● TAREFA
Prossiga o texto abaixo sobre as aulas de 90 minutos, partindo da sua última frase.

● TEXTO FORNECIDO
Eu ainda não divulguei ainda uma troca de mails que tive com o colega Manuel Henrique Figueira, adepto da corente da Escola Moderna e que muito parece ter-se aborrecido com umas declarações que fiz há um par de semanas paera o Expresso contra as aulas de 90 minutos nos 2º e 3º CEB por considerá-las contraproducentes.

Escreveu-me ele (e mandou para a jornalista) um conjunto de considerações em que acusava a minha visão de estar parada no tempo do modelo do mestre-expositor na sala de aula, que debita na matéria e não sabe como aproveitar o tempo de uma aula mais longa.

Nada de mais errado, disse-lhe eu. Aquilo de que tenho consciência é que, com uma aula semanal de 90 minutos de História nenhum método funciona de molde a tornar atractiva a disciplina e eficaz a leccionação de um programa extenso. Respondi-lhe, e reafirmo, que prefiro 2 aulas de 50 minutos do que uma semanal de 90, 100 ou 120, exactamente para ser possível abordar uma tema de forma teórica não muito alongada, com trabalho prático complementar.

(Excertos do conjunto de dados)

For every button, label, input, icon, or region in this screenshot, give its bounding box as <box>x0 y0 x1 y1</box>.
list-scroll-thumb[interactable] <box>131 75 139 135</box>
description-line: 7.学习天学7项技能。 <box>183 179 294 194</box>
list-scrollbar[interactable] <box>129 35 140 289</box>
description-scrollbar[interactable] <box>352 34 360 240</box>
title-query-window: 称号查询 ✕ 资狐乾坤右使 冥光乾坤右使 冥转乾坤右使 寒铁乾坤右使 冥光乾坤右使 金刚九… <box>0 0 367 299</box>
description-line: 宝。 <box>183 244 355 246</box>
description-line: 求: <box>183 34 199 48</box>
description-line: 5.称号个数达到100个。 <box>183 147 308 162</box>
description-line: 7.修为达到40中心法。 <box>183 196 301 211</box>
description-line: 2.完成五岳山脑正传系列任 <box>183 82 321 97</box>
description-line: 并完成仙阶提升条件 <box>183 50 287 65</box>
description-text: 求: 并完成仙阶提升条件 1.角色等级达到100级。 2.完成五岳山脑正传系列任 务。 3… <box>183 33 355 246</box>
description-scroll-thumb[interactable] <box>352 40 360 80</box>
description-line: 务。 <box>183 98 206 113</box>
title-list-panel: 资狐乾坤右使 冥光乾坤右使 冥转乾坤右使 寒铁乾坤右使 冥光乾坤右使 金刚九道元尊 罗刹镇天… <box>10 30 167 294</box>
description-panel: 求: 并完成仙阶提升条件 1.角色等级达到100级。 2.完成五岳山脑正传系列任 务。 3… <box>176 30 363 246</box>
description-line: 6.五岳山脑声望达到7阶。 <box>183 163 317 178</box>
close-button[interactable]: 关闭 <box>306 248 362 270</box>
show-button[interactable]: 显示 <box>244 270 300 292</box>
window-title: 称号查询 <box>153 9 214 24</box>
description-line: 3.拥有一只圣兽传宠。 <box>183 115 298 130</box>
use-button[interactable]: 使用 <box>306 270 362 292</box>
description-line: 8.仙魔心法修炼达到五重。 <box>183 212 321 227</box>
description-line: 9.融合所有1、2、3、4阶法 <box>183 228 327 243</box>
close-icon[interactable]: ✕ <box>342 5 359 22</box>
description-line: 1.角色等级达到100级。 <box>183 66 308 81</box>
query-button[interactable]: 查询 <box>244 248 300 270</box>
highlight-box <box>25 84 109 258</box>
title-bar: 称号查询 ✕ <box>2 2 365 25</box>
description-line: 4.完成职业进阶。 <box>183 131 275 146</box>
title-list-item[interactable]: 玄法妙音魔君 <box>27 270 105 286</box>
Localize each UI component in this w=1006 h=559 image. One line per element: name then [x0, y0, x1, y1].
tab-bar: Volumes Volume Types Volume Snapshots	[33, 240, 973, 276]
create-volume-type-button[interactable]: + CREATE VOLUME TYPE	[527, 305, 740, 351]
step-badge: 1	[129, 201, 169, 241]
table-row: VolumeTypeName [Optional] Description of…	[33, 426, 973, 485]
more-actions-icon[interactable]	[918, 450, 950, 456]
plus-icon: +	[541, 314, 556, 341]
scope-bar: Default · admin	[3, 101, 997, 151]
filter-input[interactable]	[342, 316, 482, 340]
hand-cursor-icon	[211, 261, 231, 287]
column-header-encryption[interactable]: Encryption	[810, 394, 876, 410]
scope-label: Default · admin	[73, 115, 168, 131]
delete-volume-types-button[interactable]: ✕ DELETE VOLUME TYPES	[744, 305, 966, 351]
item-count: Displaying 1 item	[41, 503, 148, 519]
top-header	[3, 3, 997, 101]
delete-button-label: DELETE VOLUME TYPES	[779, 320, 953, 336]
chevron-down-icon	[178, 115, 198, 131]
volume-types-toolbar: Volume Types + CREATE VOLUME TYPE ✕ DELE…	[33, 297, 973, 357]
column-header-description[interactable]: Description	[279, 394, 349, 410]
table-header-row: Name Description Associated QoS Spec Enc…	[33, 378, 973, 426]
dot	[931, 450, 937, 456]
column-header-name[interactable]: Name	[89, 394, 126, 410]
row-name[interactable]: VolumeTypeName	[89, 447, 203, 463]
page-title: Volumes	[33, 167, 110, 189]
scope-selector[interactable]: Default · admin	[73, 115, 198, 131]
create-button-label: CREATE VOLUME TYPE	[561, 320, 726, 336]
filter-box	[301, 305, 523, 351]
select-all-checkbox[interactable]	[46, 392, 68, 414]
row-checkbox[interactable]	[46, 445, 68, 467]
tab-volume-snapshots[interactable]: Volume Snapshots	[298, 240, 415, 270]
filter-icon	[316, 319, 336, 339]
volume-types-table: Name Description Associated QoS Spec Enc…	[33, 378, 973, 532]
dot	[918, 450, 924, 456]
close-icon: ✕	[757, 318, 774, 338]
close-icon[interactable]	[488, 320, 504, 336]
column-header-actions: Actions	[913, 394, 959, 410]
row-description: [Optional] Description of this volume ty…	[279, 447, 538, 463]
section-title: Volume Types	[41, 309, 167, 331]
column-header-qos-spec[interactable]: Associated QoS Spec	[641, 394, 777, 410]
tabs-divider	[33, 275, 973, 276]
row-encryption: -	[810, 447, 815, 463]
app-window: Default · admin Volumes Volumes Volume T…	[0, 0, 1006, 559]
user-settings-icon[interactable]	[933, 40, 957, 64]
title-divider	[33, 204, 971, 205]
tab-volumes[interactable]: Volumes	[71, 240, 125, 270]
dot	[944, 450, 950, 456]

● RESPOSTA
Dito isto, não é que hoje leio, nas páginas do Público, o especialista João Formosinho, afirmar que as aulas de 90 minutos é que são óptimas, porque as de 50 minutos no 3º CEB só dariam «para transmtir matéria, não dando espaço a outras actividades em sala de aula»?

Mas em que mundo vive João Formosinho? Acaso ele supõe que, no contexto de uma turma de 3º CEB, na generalidade das disciplinas, alguém, em algum momento, faz exposições de 50 minutos, ou 40 ou mesmo 30? Acaso ele pensa que se vive, nos 7º a 9º anos, o ambiente sereno (estou a esconder o sorriso…) e reflexivo de uma aula de um curso universitário, daquelas de 2 ou 3 horas, em que o mestre debita, perante o tédio geral, a sua sapiência, quantas vezes servida em tons mornos?

Ressalve-se desde já que nunca assisti a nenhuma aula ou conferência de João Formosinho (falha minha), investigador que respeito e admiro por alguns dos seus estudos. Mas duvido que, por muito cativante que seja, consiga lidar de modo satisfatório, por poucas semanas que seja, com uma turma média (nem falo das problemáticas), real, de uma qualquer EB 2/3 ou Secundária.

E é essa clivagem imensa que divide os teóricos que abordam estas questões do lado da reflexão livresca, com base em números, estudos e experiências-piloto controladas , e quem trabalha no terreno com os alunos reais, com rosto, voz, corpo e olhar, sem que isso implique perda de capacidade de reflectir sobre a sua profissão.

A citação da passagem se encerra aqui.